* **Goal**:
Count lines, not occurrences: give the number of lines holding the word "enterrer", and nothing besides.

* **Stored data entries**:
----------
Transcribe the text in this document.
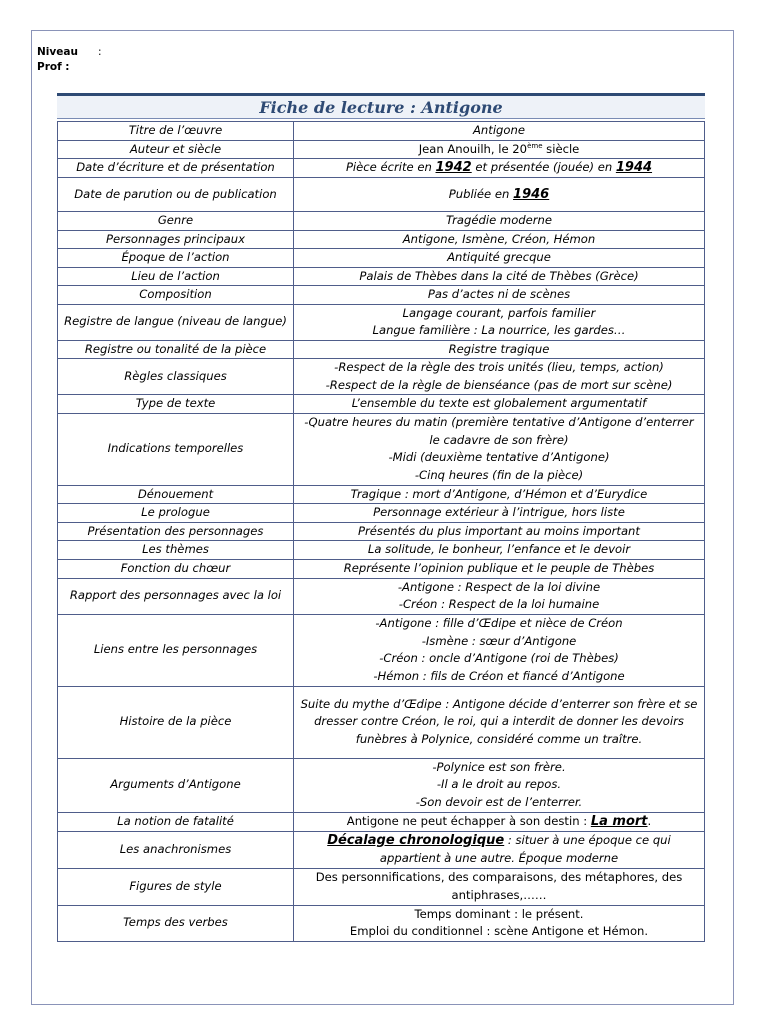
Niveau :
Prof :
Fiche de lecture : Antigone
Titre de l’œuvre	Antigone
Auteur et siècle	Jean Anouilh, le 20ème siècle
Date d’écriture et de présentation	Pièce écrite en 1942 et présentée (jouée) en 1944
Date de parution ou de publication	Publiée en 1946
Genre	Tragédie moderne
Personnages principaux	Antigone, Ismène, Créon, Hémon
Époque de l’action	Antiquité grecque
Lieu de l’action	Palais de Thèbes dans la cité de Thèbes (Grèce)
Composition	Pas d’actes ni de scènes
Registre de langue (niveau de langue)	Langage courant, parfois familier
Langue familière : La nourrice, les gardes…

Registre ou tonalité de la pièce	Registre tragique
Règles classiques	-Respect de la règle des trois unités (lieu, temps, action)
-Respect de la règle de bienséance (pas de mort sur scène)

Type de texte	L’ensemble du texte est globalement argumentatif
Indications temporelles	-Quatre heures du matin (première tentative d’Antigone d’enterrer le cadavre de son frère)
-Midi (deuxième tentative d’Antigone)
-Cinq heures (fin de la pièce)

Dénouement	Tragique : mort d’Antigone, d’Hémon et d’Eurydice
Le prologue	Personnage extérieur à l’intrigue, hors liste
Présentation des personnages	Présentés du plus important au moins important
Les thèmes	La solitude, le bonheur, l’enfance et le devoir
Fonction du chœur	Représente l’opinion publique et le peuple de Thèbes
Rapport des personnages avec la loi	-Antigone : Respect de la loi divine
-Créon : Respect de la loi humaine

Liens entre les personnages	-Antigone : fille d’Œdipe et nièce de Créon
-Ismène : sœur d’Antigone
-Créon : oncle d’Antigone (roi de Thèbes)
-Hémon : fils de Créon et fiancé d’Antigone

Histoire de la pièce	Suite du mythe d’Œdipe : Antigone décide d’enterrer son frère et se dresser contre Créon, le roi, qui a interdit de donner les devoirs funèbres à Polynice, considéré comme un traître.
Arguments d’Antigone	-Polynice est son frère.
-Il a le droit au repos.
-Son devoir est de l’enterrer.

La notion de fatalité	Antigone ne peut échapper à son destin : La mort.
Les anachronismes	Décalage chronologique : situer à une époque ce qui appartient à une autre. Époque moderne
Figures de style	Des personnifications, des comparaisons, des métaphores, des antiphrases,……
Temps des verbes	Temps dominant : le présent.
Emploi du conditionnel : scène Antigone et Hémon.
----------
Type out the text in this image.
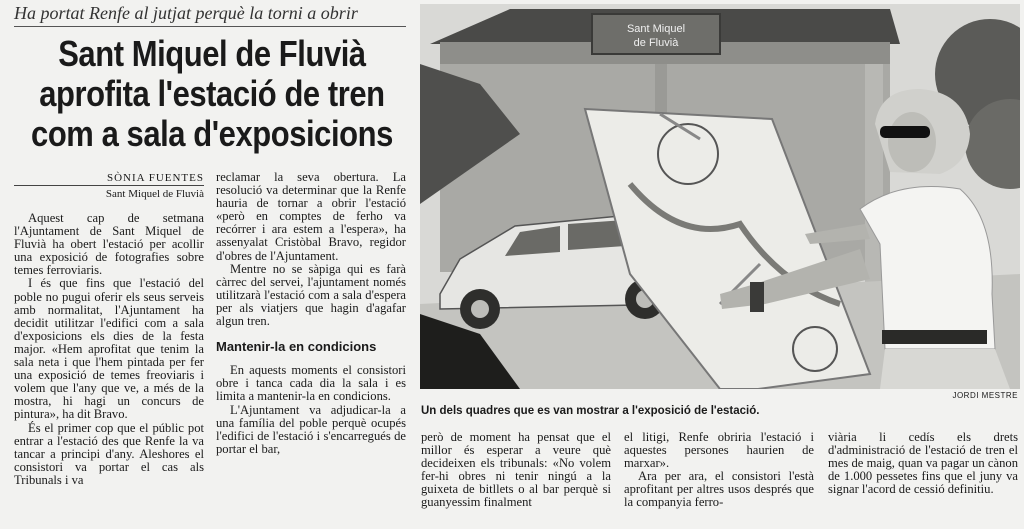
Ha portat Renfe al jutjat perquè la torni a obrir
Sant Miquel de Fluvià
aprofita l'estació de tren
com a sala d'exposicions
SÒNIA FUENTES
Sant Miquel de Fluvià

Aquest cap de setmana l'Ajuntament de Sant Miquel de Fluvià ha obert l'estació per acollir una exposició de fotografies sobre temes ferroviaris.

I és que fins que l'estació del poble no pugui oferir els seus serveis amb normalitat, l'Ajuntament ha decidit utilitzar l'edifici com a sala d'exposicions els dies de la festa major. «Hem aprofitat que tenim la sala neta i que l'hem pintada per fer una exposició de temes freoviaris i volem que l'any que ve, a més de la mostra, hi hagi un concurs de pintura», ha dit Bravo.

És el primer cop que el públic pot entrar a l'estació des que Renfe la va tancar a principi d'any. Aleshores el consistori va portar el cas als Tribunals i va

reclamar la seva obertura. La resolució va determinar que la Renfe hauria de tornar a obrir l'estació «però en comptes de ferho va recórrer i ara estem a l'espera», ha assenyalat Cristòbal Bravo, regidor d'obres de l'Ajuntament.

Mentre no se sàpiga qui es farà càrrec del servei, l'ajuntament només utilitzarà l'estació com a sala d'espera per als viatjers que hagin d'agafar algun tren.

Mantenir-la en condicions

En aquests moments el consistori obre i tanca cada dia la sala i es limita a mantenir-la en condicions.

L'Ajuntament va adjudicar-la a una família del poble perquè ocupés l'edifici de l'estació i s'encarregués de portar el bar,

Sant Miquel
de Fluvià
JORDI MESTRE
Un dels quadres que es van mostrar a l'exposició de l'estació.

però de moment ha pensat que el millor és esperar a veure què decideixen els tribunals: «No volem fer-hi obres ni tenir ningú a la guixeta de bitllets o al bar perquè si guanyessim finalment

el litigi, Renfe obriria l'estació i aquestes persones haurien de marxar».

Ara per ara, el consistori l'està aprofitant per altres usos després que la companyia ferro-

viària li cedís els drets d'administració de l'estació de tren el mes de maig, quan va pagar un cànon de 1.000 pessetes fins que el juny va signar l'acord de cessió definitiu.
----------
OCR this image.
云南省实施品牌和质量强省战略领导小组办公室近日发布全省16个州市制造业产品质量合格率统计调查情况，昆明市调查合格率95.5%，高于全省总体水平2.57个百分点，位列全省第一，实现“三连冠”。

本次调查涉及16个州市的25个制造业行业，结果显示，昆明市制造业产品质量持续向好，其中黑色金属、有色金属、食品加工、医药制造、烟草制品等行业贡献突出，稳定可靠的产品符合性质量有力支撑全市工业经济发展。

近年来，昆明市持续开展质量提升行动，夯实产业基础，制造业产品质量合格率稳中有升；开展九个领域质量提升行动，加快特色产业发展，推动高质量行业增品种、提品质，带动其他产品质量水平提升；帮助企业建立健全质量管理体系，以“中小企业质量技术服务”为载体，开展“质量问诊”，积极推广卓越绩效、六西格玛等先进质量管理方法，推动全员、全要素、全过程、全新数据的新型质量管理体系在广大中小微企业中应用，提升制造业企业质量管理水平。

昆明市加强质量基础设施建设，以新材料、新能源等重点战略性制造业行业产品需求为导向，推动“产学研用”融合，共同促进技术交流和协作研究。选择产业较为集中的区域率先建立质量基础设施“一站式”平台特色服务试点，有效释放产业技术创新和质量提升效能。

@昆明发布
----------
* **Task result**:
3